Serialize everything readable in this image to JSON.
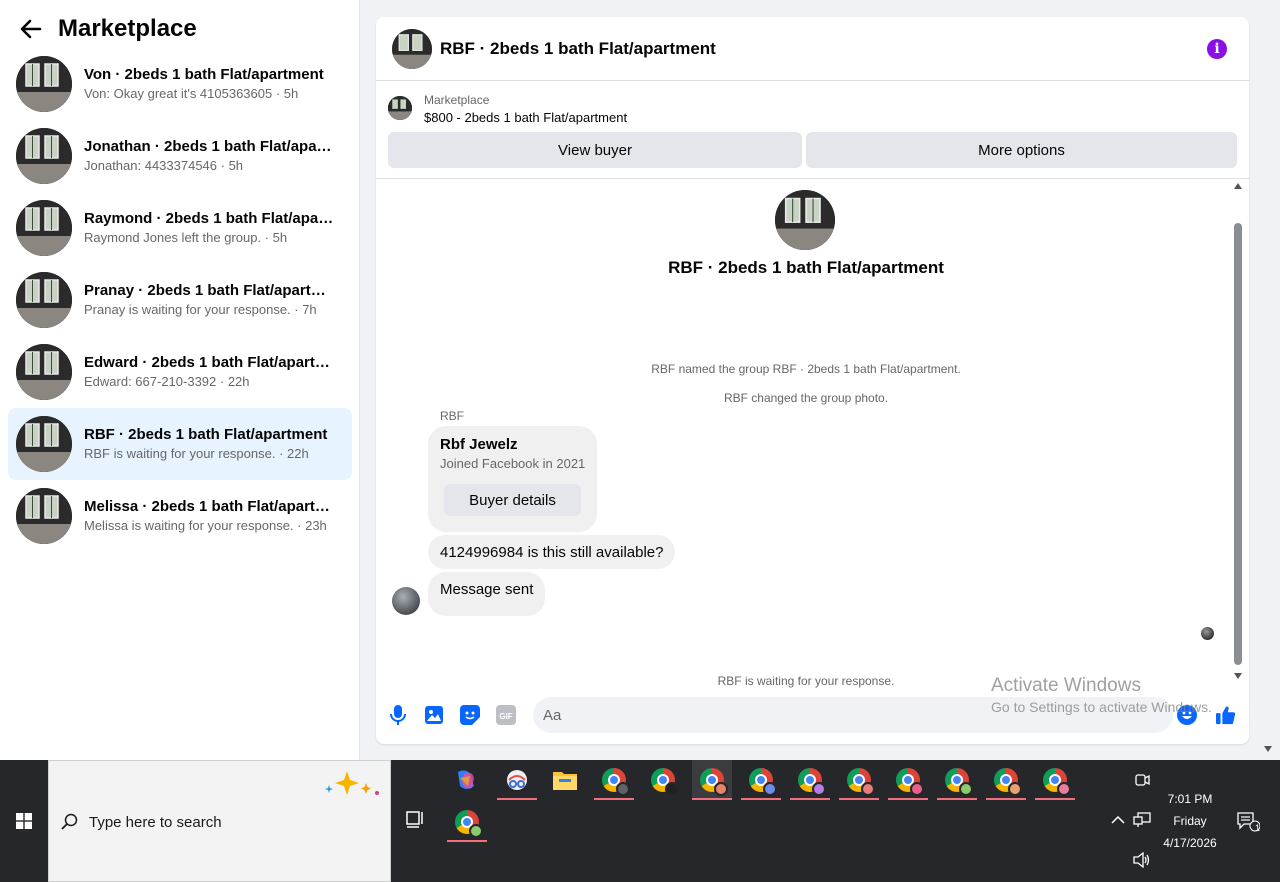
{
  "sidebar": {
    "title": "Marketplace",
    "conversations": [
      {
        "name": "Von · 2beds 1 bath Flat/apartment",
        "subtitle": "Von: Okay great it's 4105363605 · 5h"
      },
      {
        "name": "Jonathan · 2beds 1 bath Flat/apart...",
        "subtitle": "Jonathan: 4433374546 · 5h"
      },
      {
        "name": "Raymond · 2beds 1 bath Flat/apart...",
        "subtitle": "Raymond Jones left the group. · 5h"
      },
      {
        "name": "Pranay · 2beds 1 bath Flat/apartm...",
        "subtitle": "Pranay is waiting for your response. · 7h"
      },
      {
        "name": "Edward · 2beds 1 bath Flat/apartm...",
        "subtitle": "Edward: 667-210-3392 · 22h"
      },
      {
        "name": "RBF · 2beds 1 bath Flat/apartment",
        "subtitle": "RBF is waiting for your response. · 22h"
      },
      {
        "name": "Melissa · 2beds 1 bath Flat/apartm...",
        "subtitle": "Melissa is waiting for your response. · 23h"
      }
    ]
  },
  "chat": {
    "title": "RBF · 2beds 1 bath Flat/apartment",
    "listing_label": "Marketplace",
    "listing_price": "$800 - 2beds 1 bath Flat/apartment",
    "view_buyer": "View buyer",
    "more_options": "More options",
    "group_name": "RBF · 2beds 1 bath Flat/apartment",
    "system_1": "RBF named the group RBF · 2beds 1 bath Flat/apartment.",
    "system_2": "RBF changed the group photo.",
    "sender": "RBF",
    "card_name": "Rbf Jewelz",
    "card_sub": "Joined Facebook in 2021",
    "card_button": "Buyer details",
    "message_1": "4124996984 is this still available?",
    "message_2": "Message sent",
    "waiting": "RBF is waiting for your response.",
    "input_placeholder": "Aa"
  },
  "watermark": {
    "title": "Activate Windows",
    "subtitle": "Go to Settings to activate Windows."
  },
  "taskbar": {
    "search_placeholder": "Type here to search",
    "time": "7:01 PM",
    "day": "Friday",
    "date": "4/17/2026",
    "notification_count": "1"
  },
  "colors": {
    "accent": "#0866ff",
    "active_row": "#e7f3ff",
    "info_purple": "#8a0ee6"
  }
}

* _Task directions_:
Print the listing above in full, exactly as written. Omit any pictures.

* _The reply_:
Serialize everything readable in this image to JSON.
{
  "sidebar": {
    "title": "Marketplace",
    "conversations": [
      {
        "name": "Von · 2beds 1 bath Flat/apartment",
        "subtitle": "Von: Okay great it's 4105363605 · 5h"
      },
      {
        "name": "Jonathan · 2beds 1 bath Flat/apart...",
        "subtitle": "Jonathan: 4433374546 · 5h"
      },
      {
        "name": "Raymond · 2beds 1 bath Flat/apart...",
        "subtitle": "Raymond Jones left the group. · 5h"
      },
      {
        "name": "Pranay · 2beds 1 bath Flat/apartm...",
        "subtitle": "Pranay is waiting for your response. · 7h"
      },
      {
        "name": "Edward · 2beds 1 bath Flat/apartm...",
        "subtitle": "Edward: 667-210-3392 · 22h"
      },
      {
        "name": "RBF · 2beds 1 bath Flat/apartment",
        "subtitle": "RBF is waiting for your response. · 22h"
      },
      {
        "name": "Melissa · 2beds 1 bath Flat/apartm...",
        "subtitle": "Melissa is waiting for your response. · 23h"
      }
    ]
  },
  "chat": {
    "title": "RBF · 2beds 1 bath Flat/apartment",
    "listing_label": "Marketplace",
    "listing_price": "$800 - 2beds 1 bath Flat/apartment",
    "view_buyer": "View buyer",
    "more_options": "More options",
    "group_name": "RBF · 2beds 1 bath Flat/apartment",
    "system_1": "RBF named the group RBF · 2beds 1 bath Flat/apartment.",
    "system_2": "RBF changed the group photo.",
    "sender": "RBF",
    "card_name": "Rbf Jewelz",
    "card_sub": "Joined Facebook in 2021",
    "card_button": "Buyer details",
    "message_1": "4124996984 is this still available?",
    "message_2": "Message sent",
    "waiting": "RBF is waiting for your response.",
    "input_placeholder": "Aa"
  },
  "watermark": {
    "title": "Activate Windows",
    "subtitle": "Go to Settings to activate Windows."
  },
  "taskbar": {
    "search_placeholder": "Type here to search",
    "time": "7:01 PM",
    "day": "Friday",
    "date": "4/17/2026",
    "notification_count": "1"
  },
  "colors": {
    "accent": "#0866ff",
    "active_row": "#e7f3ff",
    "info_purple": "#8a0ee6"
  }
}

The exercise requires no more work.